_THE RECORDS_
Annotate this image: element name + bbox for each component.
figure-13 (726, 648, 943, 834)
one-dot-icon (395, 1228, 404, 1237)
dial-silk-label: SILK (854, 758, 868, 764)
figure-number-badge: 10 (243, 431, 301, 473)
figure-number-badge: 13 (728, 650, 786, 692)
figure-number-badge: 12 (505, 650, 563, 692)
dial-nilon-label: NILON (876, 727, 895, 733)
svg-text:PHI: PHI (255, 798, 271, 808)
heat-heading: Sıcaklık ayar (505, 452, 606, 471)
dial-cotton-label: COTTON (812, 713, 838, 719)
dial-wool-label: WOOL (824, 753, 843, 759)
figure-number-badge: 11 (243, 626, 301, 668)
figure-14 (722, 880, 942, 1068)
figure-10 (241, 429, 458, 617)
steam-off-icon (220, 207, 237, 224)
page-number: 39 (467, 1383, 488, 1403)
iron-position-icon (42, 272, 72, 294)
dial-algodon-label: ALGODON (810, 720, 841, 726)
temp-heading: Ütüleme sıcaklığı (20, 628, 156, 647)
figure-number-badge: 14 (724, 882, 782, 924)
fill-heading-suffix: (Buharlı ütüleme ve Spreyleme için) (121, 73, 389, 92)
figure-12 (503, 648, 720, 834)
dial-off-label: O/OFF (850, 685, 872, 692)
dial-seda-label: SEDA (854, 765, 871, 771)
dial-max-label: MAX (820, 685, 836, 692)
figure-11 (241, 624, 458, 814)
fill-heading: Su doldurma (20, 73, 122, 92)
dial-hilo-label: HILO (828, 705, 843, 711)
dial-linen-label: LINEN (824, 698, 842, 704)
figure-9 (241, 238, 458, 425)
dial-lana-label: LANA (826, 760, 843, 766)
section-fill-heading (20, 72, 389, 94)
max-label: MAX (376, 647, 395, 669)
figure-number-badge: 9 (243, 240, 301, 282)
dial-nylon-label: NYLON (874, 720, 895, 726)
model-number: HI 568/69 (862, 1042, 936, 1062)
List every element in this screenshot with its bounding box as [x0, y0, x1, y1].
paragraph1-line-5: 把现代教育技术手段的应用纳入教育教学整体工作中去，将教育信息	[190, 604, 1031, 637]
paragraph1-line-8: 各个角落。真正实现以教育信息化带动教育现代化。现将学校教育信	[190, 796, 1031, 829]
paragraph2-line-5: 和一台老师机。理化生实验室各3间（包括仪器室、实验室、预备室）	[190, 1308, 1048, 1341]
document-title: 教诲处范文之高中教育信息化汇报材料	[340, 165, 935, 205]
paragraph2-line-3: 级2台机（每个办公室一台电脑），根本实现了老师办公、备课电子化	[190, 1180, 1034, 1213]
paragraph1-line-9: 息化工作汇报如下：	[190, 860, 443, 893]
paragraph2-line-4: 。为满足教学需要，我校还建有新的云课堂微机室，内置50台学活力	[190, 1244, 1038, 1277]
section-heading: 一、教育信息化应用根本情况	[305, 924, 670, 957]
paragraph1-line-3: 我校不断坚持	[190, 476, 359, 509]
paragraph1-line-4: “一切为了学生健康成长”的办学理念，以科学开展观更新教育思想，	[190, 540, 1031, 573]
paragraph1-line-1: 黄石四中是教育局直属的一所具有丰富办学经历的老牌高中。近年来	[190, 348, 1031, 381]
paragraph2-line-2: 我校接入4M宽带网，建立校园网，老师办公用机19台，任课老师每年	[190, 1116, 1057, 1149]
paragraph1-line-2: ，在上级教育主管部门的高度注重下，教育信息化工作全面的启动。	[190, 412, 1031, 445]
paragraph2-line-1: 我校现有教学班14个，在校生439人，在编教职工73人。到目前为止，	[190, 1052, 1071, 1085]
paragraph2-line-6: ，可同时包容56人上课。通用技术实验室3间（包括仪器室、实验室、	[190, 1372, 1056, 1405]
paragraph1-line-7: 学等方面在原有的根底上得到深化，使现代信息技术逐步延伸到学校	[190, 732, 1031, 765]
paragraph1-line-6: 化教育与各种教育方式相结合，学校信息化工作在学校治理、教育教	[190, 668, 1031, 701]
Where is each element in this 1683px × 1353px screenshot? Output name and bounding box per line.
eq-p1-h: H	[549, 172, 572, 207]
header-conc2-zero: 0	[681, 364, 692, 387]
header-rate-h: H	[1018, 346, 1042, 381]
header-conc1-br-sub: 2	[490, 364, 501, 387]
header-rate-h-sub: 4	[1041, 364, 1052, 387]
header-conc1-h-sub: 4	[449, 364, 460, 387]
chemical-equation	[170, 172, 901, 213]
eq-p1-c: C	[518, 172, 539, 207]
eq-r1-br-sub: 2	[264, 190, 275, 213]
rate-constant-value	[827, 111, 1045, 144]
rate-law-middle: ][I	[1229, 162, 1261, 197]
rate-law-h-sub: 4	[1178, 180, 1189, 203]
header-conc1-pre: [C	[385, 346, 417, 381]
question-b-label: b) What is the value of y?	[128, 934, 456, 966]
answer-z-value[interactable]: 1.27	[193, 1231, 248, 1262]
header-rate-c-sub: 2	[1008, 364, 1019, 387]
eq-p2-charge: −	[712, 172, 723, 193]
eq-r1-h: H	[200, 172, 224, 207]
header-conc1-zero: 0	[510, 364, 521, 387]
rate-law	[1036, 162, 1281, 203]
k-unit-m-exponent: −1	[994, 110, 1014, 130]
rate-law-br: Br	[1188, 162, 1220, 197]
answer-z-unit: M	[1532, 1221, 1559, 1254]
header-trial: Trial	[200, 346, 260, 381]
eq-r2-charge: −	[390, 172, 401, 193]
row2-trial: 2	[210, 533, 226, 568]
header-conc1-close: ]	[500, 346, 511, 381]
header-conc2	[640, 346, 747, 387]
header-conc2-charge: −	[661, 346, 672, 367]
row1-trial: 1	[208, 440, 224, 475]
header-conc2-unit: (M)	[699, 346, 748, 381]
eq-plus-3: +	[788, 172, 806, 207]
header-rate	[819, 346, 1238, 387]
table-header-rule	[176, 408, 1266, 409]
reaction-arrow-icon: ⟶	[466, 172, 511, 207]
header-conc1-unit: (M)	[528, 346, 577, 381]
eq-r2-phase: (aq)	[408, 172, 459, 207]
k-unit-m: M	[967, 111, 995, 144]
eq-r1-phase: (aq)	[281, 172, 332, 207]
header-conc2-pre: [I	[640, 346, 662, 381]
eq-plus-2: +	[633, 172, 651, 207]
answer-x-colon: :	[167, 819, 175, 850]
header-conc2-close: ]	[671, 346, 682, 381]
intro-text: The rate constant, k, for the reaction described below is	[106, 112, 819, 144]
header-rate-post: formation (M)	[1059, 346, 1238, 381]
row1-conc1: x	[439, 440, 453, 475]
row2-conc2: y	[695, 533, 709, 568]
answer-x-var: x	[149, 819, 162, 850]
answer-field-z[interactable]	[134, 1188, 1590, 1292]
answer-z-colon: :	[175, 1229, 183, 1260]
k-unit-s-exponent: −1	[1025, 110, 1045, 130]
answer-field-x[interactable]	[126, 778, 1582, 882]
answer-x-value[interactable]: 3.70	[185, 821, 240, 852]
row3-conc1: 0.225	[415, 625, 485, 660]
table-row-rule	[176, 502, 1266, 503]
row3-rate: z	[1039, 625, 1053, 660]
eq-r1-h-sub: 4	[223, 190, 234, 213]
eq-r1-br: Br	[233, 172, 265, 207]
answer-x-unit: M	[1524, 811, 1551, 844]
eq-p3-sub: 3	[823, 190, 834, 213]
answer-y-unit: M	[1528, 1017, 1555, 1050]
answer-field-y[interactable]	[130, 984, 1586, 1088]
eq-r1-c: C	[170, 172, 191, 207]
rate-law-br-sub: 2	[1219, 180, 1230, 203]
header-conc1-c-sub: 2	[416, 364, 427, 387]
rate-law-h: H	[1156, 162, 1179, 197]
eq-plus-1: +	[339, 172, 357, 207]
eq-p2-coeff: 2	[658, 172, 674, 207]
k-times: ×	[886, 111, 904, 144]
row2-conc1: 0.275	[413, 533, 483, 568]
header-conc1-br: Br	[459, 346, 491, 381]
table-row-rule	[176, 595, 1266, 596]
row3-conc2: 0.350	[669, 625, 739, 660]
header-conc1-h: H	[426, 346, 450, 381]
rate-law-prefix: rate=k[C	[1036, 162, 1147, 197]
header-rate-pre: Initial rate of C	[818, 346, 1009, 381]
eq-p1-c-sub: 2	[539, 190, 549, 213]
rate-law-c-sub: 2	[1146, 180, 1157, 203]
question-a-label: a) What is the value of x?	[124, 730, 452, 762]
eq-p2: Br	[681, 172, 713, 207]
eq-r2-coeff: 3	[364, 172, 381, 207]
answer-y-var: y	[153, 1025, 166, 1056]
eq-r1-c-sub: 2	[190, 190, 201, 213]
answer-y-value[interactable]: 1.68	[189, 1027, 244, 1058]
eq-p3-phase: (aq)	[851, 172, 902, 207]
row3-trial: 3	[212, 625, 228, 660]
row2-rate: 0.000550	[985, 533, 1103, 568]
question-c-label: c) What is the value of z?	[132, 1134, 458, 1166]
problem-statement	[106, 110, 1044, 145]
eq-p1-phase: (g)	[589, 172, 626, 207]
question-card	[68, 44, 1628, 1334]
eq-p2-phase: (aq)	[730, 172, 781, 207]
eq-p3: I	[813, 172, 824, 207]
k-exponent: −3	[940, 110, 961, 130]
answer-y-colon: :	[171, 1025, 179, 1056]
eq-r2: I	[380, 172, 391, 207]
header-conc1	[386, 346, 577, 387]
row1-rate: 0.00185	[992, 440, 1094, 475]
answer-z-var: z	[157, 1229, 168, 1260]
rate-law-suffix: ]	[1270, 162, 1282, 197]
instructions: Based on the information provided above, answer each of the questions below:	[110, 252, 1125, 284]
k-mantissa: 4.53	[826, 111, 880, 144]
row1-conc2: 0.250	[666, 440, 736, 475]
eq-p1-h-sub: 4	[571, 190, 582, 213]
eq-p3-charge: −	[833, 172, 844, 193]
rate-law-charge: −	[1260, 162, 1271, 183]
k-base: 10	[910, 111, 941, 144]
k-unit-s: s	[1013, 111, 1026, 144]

_WHAT YOU HAVE TO DO_
Repeat the records from the first line through the line that holds "dial-hilo-label: HILO (828, 705, 843, 711)", inclusive, with "Su doldurma" changed to "Water filling" and everything else left the same.

_OUTPUT FOR THIS TASK_
Annotate this image: element name + bbox for each component.
figure-13 (726, 648, 943, 834)
one-dot-icon (395, 1228, 404, 1237)
dial-silk-label: SILK (854, 758, 868, 764)
figure-number-badge: 10 (243, 431, 301, 473)
figure-number-badge: 13 (728, 650, 786, 692)
figure-number-badge: 12 (505, 650, 563, 692)
dial-nilon-label: NILON (876, 727, 895, 733)
svg-text:PHI: PHI (255, 798, 271, 808)
heat-heading: Sıcaklık ayar (505, 452, 606, 471)
dial-cotton-label: COTTON (812, 713, 838, 719)
dial-wool-label: WOOL (824, 753, 843, 759)
figure-number-badge: 11 (243, 626, 301, 668)
figure-14 (722, 880, 942, 1068)
figure-10 (241, 429, 458, 617)
steam-off-icon (220, 207, 237, 224)
page-number: 39 (467, 1383, 488, 1403)
iron-position-icon (42, 272, 72, 294)
dial-algodon-label: ALGODON (810, 720, 841, 726)
temp-heading: Ütüleme sıcaklığı (20, 628, 156, 647)
figure-number-badge: 14 (724, 882, 782, 924)
fill-heading-suffix: (Buharlı ütüleme ve Spreyleme için) (121, 73, 389, 92)
figure-12 (503, 648, 720, 834)
dial-off-label: O/OFF (850, 685, 872, 692)
dial-seda-label: SEDA (854, 765, 871, 771)
dial-max-label: MAX (820, 685, 836, 692)
figure-11 (241, 624, 458, 814)
fill-heading: Water filling (20, 73, 122, 92)
dial-hilo-label: HILO (828, 705, 843, 711)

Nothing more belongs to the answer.